I know this is becoming my schtick, but have you considered the intentional stance? Specifically, the idea that there is no "the" wants and ontology of e. coli, but that we are ascribing wants and world-modeling to it as a convenient way of thinking about a complicated world, and that different specific models might have advantages and disadvantages with no clear winner.
Because this seems like it has direct predictions about where the meta-strategy can go, and what it's based on.
But all this said, I don't think it's hopeless. But it will require abstraction. There is a tradeoff between predictive accuracy of a model of a physical system, and it including anything worth being called a "value," and so you must allow agential models of complicated systems to only be able to predict a small amount of information about the system, and maybe even be poor predictors of that.
Consider how your modeling me as an agent gives you some notion of my abstract wants, but gives you only the slimmest help in predicting this text that I'm writing. Evaluated purely as a predictive model, it's remarkably bad! It's also based at least as much in nebulous "common sense" as it is in actually observing my behavior.
So if you're aiming for eventually tinkering with hand-coded agential models of humans, one necessary ingredient is going to be tolerance for abstraction and suboptimal predictive power. And another ingredient is going to be this "common sense," though maybe you can substitute for that with hand-coding - it might not be impossible, given how simplified our intuitive agential models of humans are.

▸ Given data:
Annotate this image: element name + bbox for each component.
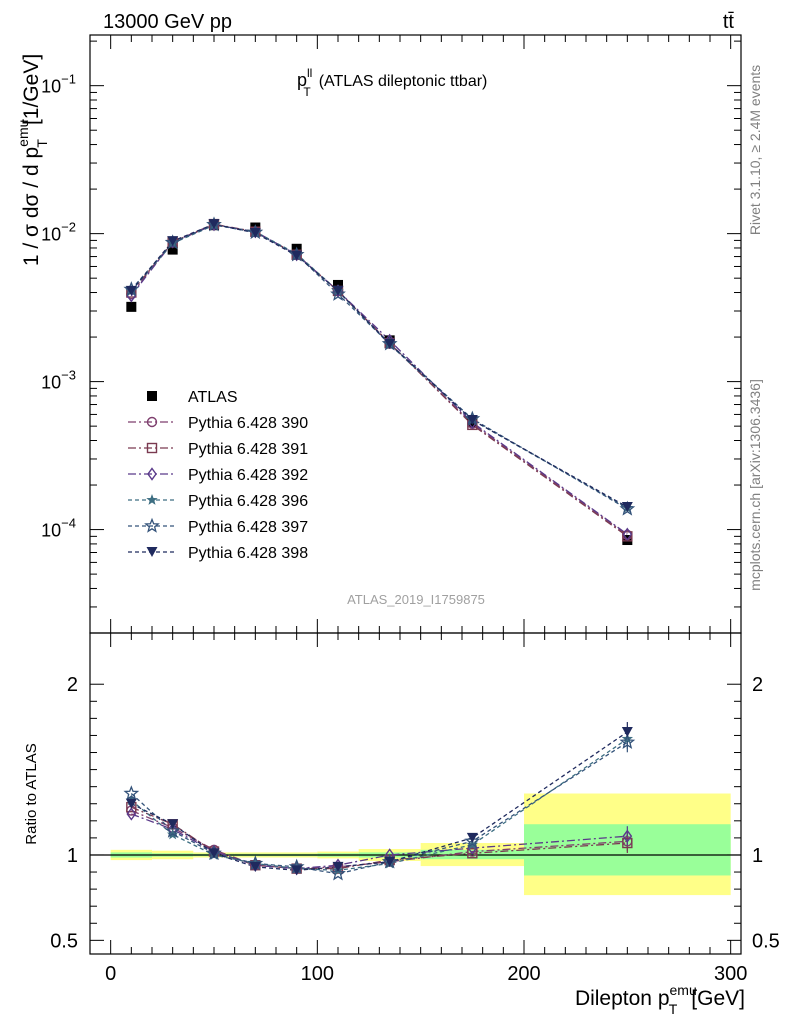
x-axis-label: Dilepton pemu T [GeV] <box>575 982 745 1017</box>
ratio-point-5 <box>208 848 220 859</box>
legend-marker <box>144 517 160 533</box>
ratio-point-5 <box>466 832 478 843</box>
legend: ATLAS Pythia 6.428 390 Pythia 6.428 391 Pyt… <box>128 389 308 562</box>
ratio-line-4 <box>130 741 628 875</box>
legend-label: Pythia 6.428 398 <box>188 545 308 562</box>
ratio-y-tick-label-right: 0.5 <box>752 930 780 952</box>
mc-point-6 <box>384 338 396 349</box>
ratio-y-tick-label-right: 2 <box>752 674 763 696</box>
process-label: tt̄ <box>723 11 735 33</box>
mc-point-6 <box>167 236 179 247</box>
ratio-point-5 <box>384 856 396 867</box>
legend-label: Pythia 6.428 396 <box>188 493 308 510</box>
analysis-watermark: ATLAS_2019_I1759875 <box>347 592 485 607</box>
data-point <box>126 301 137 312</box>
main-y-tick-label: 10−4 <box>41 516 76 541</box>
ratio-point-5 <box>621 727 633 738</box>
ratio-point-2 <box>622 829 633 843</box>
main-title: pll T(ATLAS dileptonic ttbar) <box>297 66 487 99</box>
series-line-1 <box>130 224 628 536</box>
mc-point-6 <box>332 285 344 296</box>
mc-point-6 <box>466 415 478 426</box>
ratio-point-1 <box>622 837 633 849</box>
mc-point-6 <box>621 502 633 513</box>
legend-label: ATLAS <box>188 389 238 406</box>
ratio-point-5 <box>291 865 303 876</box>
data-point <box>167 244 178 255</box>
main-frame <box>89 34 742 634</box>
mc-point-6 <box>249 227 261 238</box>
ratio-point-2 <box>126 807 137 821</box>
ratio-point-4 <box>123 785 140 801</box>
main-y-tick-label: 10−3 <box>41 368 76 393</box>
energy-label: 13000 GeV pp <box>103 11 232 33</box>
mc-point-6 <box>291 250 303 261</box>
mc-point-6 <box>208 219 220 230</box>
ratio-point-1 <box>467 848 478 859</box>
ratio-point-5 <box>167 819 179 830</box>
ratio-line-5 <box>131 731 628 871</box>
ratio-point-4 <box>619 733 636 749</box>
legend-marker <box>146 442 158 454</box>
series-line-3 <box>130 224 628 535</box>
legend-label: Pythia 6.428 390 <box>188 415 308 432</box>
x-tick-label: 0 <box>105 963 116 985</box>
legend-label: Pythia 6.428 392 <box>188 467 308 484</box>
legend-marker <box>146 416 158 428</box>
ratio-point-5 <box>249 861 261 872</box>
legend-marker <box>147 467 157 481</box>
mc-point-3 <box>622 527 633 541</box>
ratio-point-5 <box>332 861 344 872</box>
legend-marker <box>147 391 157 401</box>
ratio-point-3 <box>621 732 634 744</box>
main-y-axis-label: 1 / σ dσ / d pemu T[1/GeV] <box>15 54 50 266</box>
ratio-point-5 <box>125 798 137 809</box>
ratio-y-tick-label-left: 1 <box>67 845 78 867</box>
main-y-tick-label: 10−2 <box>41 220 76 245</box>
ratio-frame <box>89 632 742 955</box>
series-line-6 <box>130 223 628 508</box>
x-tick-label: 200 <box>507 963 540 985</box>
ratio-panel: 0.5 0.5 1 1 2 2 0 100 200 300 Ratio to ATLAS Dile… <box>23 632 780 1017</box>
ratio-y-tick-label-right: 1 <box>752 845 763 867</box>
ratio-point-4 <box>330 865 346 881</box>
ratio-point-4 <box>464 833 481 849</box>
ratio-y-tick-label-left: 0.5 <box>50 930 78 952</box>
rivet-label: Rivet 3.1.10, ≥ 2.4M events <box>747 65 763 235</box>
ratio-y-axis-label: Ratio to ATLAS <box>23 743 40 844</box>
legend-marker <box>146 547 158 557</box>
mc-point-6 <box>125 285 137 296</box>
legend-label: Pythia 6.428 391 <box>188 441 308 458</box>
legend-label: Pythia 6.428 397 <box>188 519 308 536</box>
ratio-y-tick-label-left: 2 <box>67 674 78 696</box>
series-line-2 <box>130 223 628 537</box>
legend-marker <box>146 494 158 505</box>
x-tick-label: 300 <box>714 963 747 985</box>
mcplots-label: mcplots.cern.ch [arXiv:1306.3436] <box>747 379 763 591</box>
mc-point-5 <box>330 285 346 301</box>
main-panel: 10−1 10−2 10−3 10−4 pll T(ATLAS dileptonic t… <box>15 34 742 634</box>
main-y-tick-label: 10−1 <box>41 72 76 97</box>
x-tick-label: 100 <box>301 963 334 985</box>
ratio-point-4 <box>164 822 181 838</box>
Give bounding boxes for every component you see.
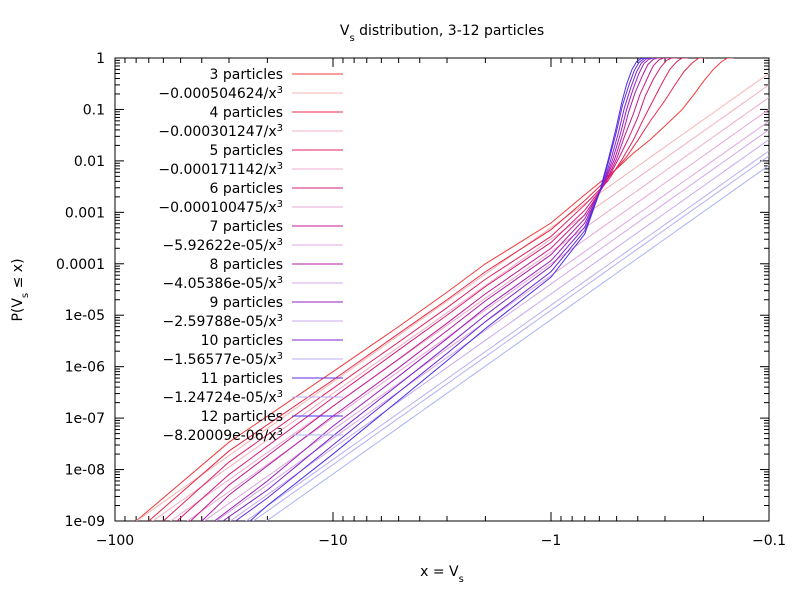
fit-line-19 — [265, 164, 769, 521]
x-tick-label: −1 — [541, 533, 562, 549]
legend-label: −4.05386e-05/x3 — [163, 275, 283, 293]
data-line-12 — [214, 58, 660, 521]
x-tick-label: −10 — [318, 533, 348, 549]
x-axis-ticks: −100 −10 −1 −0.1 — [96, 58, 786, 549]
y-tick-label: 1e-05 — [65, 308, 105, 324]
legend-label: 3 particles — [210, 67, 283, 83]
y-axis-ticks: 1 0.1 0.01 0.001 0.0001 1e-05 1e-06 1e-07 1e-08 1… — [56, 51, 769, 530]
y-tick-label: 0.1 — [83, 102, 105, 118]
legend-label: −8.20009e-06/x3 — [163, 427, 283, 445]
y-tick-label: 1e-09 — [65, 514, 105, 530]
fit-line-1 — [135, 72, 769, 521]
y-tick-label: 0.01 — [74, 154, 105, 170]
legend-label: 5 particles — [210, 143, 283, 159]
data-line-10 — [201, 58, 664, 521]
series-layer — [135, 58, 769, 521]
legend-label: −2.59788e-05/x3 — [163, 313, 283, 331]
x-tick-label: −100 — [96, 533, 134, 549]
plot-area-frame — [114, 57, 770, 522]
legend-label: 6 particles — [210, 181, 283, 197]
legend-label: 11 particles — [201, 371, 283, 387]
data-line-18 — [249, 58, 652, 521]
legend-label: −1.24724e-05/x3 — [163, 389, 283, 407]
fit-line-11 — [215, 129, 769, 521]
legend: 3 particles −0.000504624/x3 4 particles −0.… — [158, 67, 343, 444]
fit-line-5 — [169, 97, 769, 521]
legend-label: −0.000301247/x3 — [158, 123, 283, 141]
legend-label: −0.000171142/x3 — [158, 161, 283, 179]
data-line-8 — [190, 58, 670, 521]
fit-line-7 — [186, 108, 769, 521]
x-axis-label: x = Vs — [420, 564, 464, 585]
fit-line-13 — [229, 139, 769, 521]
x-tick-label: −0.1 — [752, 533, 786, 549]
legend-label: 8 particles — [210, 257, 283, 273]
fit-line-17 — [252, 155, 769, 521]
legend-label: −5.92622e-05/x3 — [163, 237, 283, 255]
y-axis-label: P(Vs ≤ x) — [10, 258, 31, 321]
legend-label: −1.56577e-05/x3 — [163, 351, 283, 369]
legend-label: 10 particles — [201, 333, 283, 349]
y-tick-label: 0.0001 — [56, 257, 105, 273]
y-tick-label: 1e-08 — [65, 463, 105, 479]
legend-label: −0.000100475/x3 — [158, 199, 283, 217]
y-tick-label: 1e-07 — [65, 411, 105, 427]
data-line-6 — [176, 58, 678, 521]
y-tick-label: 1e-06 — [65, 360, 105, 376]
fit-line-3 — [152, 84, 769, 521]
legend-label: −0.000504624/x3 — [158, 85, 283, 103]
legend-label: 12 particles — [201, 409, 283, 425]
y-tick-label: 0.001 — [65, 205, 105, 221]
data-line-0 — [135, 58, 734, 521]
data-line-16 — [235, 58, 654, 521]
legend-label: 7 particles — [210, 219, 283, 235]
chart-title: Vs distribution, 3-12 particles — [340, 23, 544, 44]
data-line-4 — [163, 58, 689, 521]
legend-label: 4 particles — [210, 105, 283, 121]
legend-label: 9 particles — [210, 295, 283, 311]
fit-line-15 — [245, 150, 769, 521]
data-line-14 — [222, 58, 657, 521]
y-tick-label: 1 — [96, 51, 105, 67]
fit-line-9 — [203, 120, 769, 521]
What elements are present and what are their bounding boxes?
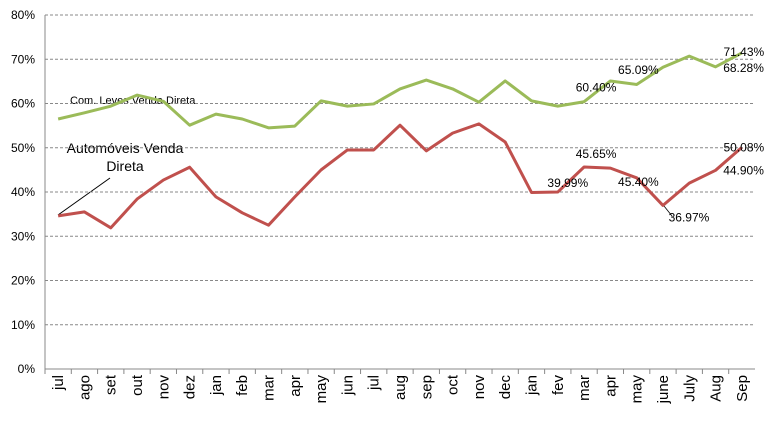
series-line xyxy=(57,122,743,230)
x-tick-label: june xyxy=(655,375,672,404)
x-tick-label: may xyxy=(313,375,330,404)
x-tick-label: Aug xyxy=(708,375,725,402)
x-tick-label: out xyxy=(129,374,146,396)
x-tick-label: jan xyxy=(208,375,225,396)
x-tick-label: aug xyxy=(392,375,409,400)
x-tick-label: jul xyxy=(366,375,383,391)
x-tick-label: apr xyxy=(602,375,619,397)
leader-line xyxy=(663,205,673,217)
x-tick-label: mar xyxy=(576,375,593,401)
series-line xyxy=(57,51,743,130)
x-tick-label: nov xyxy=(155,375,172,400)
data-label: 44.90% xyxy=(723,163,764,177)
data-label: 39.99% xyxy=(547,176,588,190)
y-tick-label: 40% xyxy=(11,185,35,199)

▸ Stated task:
Answer from the comment on the intentional stance:
(a) According to the comment, what is there no "the" of for e. coli?
(b) Evaluated purely as a predictive model, how does the writer describe the model of the writer as an agent?
(c) What two ingredients are named as necessary for tinkering with hand-coded agential models of humans?

▸ Output for this task:
(a) There are no "the" wants and ontology of e. coli.
(b) It is described as remarkably bad.
(c) Tolerance for abstraction and suboptimal predictive power, and "common sense."